● **OBJECTIVE**:
Go through the material below and copy all lines with "this".

● **Stored items**:

******************************

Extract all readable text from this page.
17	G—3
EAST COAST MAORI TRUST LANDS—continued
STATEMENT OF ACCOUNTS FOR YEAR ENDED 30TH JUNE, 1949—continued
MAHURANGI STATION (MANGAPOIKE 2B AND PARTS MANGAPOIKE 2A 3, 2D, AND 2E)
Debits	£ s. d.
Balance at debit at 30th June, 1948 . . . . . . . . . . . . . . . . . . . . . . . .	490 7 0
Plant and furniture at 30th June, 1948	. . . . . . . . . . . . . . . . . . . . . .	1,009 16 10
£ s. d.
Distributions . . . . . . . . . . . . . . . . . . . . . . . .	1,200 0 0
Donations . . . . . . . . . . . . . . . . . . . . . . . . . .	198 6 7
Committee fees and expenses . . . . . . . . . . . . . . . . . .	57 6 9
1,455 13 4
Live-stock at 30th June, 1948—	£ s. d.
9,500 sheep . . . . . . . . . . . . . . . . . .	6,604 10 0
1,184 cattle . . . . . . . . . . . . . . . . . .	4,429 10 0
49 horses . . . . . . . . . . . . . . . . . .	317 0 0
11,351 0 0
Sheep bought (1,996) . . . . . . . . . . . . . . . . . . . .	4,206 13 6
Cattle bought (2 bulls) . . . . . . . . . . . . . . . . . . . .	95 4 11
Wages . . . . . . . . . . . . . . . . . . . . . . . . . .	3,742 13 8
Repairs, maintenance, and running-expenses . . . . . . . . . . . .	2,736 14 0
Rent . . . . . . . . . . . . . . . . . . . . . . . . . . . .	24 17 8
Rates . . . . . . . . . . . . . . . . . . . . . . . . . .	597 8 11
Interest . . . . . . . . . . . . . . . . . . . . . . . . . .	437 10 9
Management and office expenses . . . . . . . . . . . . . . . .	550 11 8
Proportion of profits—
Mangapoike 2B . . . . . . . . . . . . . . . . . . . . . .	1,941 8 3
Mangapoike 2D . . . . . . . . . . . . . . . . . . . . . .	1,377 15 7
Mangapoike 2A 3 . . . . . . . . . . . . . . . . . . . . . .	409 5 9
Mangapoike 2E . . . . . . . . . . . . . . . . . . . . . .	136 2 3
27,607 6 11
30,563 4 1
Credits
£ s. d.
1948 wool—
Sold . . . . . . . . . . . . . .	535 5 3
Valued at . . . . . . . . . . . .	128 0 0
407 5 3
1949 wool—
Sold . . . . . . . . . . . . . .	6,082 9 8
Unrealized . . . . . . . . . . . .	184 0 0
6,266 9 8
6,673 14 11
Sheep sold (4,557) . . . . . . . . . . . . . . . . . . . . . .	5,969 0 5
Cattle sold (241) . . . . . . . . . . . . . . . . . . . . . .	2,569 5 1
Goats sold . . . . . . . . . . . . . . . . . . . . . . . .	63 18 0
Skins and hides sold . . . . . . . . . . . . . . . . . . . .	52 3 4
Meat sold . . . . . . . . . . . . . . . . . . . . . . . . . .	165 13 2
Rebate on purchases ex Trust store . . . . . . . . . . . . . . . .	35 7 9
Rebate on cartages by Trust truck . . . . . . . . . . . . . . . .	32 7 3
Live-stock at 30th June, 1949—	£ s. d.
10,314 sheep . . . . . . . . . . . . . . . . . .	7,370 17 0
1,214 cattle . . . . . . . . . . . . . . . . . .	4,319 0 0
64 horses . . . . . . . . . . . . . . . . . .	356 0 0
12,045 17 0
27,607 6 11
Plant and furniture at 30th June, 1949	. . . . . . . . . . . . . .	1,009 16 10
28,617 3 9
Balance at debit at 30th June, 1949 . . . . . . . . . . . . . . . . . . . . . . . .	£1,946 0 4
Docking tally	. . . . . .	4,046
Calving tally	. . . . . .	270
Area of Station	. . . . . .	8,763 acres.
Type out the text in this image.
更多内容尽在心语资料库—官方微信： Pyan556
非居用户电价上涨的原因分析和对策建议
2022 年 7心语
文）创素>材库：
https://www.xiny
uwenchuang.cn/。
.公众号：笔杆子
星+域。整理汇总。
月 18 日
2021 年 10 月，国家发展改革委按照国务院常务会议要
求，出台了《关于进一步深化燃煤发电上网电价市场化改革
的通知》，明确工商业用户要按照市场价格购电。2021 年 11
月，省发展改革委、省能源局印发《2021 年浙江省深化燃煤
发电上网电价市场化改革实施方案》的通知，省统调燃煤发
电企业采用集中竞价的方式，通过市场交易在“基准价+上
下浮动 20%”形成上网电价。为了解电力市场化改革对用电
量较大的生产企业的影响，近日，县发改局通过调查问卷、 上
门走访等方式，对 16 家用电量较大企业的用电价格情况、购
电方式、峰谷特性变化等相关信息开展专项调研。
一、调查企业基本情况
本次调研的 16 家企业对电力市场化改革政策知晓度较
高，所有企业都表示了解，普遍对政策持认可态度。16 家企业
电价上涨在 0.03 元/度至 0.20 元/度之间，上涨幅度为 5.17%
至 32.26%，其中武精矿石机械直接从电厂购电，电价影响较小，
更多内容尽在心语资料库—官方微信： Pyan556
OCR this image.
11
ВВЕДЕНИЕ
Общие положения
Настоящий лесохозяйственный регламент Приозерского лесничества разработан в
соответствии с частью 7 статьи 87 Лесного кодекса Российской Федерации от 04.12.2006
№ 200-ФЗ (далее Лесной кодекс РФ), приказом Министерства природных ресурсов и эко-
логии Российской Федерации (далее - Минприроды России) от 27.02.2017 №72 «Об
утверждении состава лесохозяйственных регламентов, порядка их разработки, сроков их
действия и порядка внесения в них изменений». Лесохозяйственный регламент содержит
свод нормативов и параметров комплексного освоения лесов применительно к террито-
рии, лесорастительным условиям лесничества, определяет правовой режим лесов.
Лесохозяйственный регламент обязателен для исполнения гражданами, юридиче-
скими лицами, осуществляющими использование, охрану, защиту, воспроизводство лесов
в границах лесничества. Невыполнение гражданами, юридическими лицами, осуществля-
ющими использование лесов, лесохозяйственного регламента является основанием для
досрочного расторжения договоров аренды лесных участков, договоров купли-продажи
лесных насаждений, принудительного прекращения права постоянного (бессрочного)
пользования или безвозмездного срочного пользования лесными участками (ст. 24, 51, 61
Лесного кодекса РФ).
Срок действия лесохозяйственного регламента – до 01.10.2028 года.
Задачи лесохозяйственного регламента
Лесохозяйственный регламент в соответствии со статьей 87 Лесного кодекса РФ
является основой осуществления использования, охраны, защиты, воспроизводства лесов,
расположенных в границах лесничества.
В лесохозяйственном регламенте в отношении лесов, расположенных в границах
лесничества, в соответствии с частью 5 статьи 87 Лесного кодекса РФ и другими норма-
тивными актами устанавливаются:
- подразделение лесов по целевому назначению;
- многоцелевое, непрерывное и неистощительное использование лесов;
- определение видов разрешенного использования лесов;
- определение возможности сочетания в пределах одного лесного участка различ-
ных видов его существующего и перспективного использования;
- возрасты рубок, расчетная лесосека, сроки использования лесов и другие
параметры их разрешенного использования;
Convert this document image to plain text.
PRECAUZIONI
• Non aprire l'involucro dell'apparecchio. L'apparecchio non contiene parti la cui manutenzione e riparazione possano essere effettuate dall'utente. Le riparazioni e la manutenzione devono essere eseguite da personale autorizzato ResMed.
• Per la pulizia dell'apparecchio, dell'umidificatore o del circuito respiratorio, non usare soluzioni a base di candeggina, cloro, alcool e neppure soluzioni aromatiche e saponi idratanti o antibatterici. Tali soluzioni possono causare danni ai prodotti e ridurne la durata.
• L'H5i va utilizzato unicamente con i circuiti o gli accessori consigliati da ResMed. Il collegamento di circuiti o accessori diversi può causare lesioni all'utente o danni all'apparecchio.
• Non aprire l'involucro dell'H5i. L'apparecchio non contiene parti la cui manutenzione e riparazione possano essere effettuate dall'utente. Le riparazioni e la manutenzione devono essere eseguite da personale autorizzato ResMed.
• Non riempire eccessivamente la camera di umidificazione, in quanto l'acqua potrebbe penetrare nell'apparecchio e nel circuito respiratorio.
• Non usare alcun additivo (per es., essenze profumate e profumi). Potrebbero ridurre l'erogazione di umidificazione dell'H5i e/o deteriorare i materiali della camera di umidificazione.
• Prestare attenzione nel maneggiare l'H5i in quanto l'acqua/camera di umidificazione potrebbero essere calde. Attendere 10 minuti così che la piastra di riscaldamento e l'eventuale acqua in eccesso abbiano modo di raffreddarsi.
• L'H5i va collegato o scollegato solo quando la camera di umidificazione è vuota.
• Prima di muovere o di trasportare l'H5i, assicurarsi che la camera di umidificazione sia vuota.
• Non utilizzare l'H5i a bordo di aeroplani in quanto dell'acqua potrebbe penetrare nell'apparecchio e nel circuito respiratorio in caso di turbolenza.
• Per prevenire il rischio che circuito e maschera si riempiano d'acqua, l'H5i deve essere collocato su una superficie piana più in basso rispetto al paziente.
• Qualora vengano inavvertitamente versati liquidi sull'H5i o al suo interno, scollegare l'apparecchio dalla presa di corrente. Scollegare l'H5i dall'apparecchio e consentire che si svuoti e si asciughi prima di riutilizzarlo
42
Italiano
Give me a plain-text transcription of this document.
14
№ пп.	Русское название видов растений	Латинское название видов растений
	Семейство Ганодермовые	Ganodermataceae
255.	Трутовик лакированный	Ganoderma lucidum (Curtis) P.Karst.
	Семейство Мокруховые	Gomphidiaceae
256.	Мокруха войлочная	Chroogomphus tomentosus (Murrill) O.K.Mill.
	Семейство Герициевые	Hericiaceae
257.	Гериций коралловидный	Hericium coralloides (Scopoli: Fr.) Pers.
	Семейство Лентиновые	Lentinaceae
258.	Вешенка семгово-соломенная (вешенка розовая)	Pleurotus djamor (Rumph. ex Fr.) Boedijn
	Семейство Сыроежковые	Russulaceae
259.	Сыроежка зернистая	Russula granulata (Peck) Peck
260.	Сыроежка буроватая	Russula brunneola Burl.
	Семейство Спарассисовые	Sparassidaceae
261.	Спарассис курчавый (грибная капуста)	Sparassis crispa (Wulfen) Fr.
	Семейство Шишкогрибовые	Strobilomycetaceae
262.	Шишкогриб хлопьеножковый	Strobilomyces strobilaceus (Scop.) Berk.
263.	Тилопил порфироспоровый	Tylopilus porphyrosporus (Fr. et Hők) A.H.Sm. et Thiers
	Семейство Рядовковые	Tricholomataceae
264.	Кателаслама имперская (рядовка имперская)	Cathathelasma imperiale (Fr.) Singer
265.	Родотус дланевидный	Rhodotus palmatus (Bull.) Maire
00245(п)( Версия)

******************************

● **FINAL RESULT**:
Extract all readable text from this page.
Type out the text in this image.
OCR this image.
Convert this document image to plain text.
Give me a plain-text transcription of this document.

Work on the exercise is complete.